### Directions:
Please find all lines in the data that hold the string "Super" and copy them.

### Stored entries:
========================================
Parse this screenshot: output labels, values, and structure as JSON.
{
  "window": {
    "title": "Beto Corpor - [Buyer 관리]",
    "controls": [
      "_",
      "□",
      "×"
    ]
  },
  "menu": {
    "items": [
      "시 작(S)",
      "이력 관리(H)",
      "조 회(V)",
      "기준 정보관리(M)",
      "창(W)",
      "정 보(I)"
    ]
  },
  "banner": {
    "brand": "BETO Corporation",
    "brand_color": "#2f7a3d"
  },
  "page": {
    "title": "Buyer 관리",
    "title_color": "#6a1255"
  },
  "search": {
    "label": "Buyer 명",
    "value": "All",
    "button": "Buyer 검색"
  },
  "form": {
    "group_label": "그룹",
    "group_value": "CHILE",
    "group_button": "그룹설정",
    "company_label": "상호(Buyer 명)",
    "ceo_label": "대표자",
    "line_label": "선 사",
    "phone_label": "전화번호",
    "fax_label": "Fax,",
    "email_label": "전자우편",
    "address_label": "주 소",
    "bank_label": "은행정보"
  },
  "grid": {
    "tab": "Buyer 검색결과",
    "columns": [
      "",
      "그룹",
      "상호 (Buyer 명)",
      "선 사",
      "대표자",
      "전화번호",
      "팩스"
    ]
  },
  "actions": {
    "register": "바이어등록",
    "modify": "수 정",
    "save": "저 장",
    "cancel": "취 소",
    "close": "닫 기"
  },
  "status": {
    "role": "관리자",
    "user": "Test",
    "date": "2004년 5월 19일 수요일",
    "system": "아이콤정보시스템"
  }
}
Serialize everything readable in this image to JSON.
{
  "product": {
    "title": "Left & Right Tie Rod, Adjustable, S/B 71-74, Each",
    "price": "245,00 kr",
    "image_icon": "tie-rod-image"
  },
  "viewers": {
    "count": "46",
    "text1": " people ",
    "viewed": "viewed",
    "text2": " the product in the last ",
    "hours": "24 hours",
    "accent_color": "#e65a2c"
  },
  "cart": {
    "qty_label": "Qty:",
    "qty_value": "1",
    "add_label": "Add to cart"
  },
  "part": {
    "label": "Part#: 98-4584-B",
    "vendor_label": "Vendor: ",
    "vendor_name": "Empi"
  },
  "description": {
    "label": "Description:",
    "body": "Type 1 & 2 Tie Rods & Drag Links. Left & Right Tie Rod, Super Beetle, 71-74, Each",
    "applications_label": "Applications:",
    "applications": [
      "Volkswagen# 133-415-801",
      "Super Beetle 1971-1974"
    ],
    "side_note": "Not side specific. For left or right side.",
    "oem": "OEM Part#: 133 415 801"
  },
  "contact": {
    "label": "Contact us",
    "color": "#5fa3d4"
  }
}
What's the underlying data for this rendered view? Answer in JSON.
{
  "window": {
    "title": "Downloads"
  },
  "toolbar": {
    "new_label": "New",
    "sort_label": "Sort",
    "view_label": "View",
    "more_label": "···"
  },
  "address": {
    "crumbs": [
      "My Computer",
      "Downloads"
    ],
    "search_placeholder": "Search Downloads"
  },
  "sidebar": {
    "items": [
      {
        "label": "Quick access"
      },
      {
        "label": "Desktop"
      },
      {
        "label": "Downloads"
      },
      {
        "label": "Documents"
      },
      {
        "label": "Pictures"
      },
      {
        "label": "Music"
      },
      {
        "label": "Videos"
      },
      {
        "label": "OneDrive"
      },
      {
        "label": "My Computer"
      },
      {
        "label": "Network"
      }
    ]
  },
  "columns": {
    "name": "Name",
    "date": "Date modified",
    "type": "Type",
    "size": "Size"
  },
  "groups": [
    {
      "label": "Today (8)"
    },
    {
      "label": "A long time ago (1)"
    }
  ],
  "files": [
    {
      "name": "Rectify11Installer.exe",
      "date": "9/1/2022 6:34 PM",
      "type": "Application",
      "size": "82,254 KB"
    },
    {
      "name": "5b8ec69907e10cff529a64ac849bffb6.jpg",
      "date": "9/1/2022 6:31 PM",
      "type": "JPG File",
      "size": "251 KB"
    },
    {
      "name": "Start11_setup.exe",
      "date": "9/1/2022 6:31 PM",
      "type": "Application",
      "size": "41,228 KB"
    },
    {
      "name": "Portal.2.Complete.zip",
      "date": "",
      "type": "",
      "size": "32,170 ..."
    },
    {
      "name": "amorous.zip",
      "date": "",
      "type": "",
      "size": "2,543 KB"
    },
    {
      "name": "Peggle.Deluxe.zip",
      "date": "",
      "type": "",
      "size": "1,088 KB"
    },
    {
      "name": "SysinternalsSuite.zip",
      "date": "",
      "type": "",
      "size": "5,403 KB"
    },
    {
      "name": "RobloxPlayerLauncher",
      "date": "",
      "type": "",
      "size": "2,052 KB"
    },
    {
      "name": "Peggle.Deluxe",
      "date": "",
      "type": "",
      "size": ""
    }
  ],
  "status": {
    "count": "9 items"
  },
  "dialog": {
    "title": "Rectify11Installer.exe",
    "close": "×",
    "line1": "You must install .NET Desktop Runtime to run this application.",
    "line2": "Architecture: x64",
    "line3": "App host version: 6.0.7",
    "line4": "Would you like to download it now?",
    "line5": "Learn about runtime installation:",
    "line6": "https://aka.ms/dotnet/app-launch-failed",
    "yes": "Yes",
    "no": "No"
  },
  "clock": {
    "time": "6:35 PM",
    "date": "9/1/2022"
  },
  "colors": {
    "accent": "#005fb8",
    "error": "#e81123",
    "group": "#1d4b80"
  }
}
========================================
### Answer to this exercise:
    "body": "Type 1 & 2 Tie Rods & Drag Links. Left & Right Tie Rod, Super Beetle, 71-74, Each",
      "Super Beetle 1971-1974"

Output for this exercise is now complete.